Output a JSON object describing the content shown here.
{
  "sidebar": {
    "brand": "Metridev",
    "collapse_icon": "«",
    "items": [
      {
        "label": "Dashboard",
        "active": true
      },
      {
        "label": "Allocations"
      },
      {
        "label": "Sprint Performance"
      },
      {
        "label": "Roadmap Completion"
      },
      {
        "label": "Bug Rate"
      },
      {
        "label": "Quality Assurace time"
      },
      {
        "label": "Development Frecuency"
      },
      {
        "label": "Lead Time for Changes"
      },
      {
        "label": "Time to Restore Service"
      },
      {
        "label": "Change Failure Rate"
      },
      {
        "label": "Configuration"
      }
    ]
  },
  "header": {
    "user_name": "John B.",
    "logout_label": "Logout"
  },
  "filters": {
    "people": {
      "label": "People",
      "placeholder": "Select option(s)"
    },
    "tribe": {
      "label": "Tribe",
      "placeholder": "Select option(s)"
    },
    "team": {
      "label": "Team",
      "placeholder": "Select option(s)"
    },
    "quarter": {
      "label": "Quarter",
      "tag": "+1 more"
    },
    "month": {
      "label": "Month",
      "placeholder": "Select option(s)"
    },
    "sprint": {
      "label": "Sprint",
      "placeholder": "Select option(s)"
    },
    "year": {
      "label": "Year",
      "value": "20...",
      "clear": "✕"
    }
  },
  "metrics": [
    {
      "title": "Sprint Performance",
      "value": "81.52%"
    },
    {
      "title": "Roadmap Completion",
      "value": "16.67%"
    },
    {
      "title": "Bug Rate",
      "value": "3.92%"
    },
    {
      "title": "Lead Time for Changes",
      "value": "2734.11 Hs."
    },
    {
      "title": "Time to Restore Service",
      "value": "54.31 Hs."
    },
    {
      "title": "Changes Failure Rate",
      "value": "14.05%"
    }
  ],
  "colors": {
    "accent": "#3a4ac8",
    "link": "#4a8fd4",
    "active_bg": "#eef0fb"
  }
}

§ Directions
Within the records, how many lines include "Service"? The answer is the number and nothing else.

§ Answer to this problem
2